··· DATA IN THIS EXERCISE
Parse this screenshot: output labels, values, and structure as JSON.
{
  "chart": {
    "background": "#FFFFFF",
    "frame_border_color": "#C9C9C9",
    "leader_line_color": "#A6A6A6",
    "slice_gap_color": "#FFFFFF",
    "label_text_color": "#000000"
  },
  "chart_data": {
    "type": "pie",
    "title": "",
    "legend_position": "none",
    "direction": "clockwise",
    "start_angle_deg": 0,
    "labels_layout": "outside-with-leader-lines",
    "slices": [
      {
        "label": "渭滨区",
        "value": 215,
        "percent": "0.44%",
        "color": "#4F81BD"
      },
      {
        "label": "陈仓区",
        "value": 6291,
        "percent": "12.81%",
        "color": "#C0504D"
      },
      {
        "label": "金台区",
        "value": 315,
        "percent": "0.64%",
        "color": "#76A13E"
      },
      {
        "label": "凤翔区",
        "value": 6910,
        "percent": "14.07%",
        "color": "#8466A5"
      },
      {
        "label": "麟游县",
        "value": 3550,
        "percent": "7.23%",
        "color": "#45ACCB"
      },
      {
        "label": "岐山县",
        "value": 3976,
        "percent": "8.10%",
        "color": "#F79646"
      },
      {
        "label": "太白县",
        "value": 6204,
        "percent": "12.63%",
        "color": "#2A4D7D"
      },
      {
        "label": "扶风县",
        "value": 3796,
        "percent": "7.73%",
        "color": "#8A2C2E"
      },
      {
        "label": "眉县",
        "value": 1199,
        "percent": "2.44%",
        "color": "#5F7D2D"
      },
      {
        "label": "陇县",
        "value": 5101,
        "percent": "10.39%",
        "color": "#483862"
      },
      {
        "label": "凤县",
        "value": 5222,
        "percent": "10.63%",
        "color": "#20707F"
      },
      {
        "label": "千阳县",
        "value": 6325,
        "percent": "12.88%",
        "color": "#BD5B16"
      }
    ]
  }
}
······
→ REQUEST
Report how many lines of the data contain the word "FFFFFF", using the number alone.

→ FINAL ANSWER
2